-- Supplied text start --

The Workers Revolutionary Party (WRP, from 2009 to 2014 named the Communist Party of Namibia) is a communist party in Namibia led by Attie Beukes and Harry Boesak.

The party was founded by Attie Beukes in May 1989 as the Workers Revolutionary Party. It joined the United Democratic Front (UDF) alliance for participation in the 1989 elections. The UDF won four seats in this election for the Constituent Assembly of Namibia, none of which went to the WRP.

Election results

2004
In the 2004 election, the WRP joined with SWANU in an alliance of socialist parties. The SWANU-WRP alliance received 3,428 votes, which were not enough for a seat in the National Assembly.

2009
Under its new name, Communist Party of Namibia, it contested the 2009 general election for seats in the National Assembly and the Presidency.

-- Supplied text end --

_Problems to work on_
• 1. Repeat the passage on the Workers Revolutionary Party word for word, beginning at the words "The Workers Revolutionary Party (WRP, from" and stopping after "the National Assembly.".
• 2. In the listing, start at the line that has "data-label: 10.6% <box>158 161 189 173</box>" and end after the line that has "x-tick-label: Mar <box>394 786 417 801</box>", and write out only those lines with "data-point" changed to "point-marker" and nothing else altered.
The listing has no connection to the passage above it.

-- Task inputs start --

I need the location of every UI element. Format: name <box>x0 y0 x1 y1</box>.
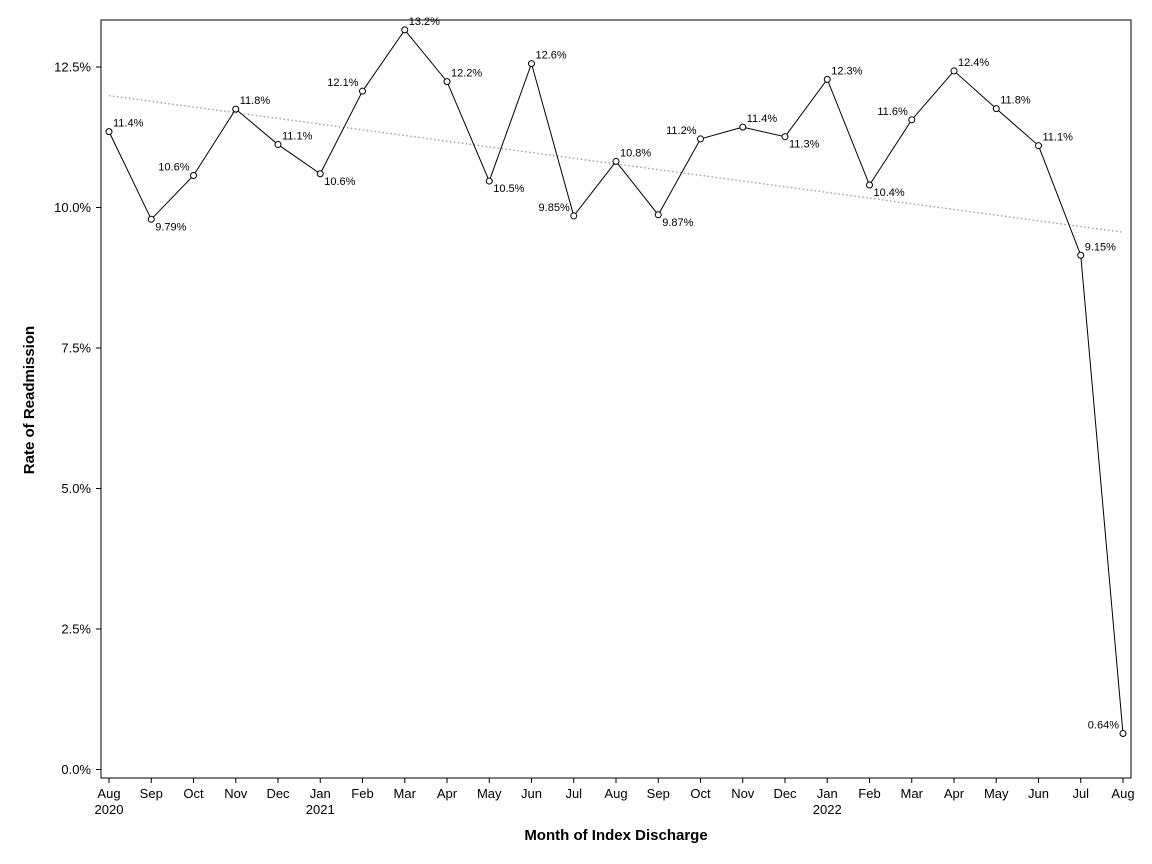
data-label: 10.6% <box>158 161 189 173</box>
data-point <box>528 60 535 68</box>
data-point <box>612 157 620 165</box>
y-tick-label: 5.0% <box>61 481 91 496</box>
data-label: 10.6% <box>324 176 355 188</box>
x-tick-label: Aug <box>97 786 120 801</box>
y-tick-label: 12.5% <box>54 60 91 75</box>
x-tick-label: Sep <box>140 786 163 801</box>
x-tick-label: Feb <box>351 786 373 801</box>
data-label: 11.8% <box>1000 95 1031 107</box>
y-tick-label: 2.5% <box>61 622 91 637</box>
x-tick-label: Aug <box>1111 786 1134 801</box>
x-year-label: 2020 <box>95 802 124 817</box>
data-label: 11.8% <box>240 95 271 107</box>
y-tick-label: 10.0% <box>54 200 91 215</box>
x-tick-label: May <box>984 786 1009 801</box>
data-point <box>654 211 662 219</box>
data-label: 9.87% <box>662 217 693 229</box>
x-year-label: 2022 <box>813 802 842 817</box>
data-labels: 11.4% 9.79% 10.6% 11.8% 11.1% 10.6% 12.1% 13.2%… <box>113 16 1119 732</box>
data-label: 12.4% <box>958 57 989 69</box>
data-point <box>105 128 113 136</box>
x-tick-label: Nov <box>224 786 248 801</box>
data-label: 11.4% <box>747 113 778 125</box>
y-tick-label: 0.0% <box>61 762 91 777</box>
trend-line <box>108 95 1124 233</box>
y-axis-title: Rate of Readmission <box>21 326 38 474</box>
x-tick-label: Oct <box>183 786 204 801</box>
x-tick-label: Mar <box>394 786 417 801</box>
data-point <box>823 75 831 83</box>
x-tick-label: Dec <box>266 786 290 801</box>
data-label: 11.6% <box>877 106 908 118</box>
data-label: 13.2% <box>409 16 440 28</box>
x-tick-label: Jul <box>565 786 582 801</box>
data-label: 12.6% <box>536 50 567 62</box>
data-point <box>866 181 873 189</box>
y-axis: 0.0% 2.5% 5.0% 7.5% 10.0% 12.5% <box>54 60 101 777</box>
data-label: 11.1% <box>1043 132 1074 144</box>
x-tick-label: Jan <box>310 786 331 801</box>
data-label: 10.8% <box>620 147 651 159</box>
data-point <box>1077 251 1085 259</box>
data-label: 11.4% <box>113 118 144 130</box>
data-label: 11.2% <box>666 125 697 137</box>
data-point <box>1119 730 1127 738</box>
data-label: 10.4% <box>874 187 905 199</box>
x-tick-label: Jun <box>1028 786 1049 801</box>
data-point <box>316 170 324 178</box>
data-point <box>908 116 916 124</box>
data-point <box>992 105 1000 113</box>
x-tick-label: Jan <box>817 786 838 801</box>
data-label: 9.15% <box>1085 241 1116 253</box>
data-label: 12.3% <box>831 65 862 77</box>
data-point <box>190 171 197 179</box>
plot-frame <box>100 19 1132 779</box>
y-tick-label: 7.5% <box>61 341 91 356</box>
x-tick-label: Sep <box>647 786 670 801</box>
data-point <box>739 123 747 131</box>
data-label: 10.5% <box>493 183 524 195</box>
x-tick-label: Aug <box>604 786 627 801</box>
x-tick-label: Mar <box>901 786 924 801</box>
data-point <box>359 87 366 95</box>
data-point <box>147 215 155 223</box>
x-tick-label: May <box>477 786 502 801</box>
x-axis-title: Month of Index Discharge <box>524 827 707 844</box>
data-point <box>401 26 409 34</box>
data-label: 12.2% <box>451 68 482 80</box>
x-tick-label: Jun <box>521 786 542 801</box>
x-tick-label: Nov <box>731 786 755 801</box>
x-tick-label: Apr <box>944 786 965 801</box>
data-point <box>274 141 282 149</box>
data-point <box>443 78 451 86</box>
data-point <box>950 67 958 75</box>
data-label: 9.85% <box>539 202 570 214</box>
x-tick-label: Oct <box>690 786 711 801</box>
x-year-label: 2021 <box>306 802 335 817</box>
x-tick-label: Jul <box>1072 786 1089 801</box>
data-label: 11.3% <box>789 139 820 151</box>
data-points <box>105 26 1127 738</box>
data-label: 0.64% <box>1088 720 1119 732</box>
data-point <box>570 212 578 220</box>
series-line <box>108 29 1124 734</box>
data-point <box>485 177 493 185</box>
data-label: 11.1% <box>282 131 313 143</box>
x-tick-label: Feb <box>858 786 880 801</box>
data-label: 12.1% <box>327 77 358 89</box>
data-point <box>697 135 704 143</box>
data-point <box>1035 142 1042 150</box>
data-point <box>232 105 240 113</box>
data-point <box>781 133 789 141</box>
x-tick-label: Dec <box>773 786 797 801</box>
x-tick-label: Apr <box>437 786 458 801</box>
data-label: 9.79% <box>155 221 186 233</box>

-- Task inputs end --

_Answers for the tasks_
• 1.
The Workers Revolutionary Party (WRP, from 2009 to 2014 named the Communist Party of Namibia) is a communist party in Namibia led by Attie Beukes and Harry Boesak.

The party was founded by Attie Beukes in May 1989 as the Workers Revolutionary Party. It joined the United Democratic Front (UDF) alliance for participation in the 1989 elections. The UDF won four seats in this election for the Constituent Assembly of Namibia, none of which went to the WRP.

Election results

2004
In the 2004 election, the WRP joined with SWANU in an alliance of socialist parties. The SWANU-WRP alliance received 3,428 votes, which were not enough for a seat in the National Assembly.

• 2.
data-label: 10.6% <box>158 161 189 173</box>
point-marker <box>528 60 535 68</box>
point-marker <box>612 157 620 165</box>
y-tick-label: 5.0% <box>61 481 91 496</box>
data-label: 10.6% <box>324 176 355 188</box>
x-tick-label: Aug <box>97 786 120 801</box>
y-tick-label: 12.5% <box>54 60 91 75</box>
x-tick-label: Sep <box>140 786 163 801</box>
x-tick-label: Feb <box>351 786 373 801</box>
data-label: 11.8% <box>1000 95 1031 107</box>
y-tick-label: 2.5% <box>61 622 91 637</box>
x-tick-label: Aug <box>1111 786 1134 801</box>
x-year-label: 2020 <box>95 802 124 817</box>
data-label: 11.8% <box>240 95 271 107</box>
y-tick-label: 10.0% <box>54 200 91 215</box>
x-tick-label: May <box>984 786 1009 801</box>
point-marker <box>654 211 662 219</box>
data-label: 9.87% <box>662 217 693 229</box>
x-year-label: 2022 <box>813 802 842 817</box>
data-labels: 11.4% 9.79% 10.6% 11.8% 11.1% 10.6% 12.1% 13.2%… <box>113 16 1119 732</box>
data-label: 12.4% <box>958 57 989 69</box>
point-marker <box>105 128 113 136</box>
x-tick-label: Nov <box>224 786 248 801</box>
data-label: 11.4% <box>747 113 778 125</box>
y-tick-label: 0.0% <box>61 762 91 777</box>
trend-line <box>108 95 1124 233</box>
y-axis-title: Rate of Readmission <box>21 326 38 474</box>
x-tick-label: Oct <box>183 786 204 801</box>
x-tick-label: Mar <box>394 786 417 801</box>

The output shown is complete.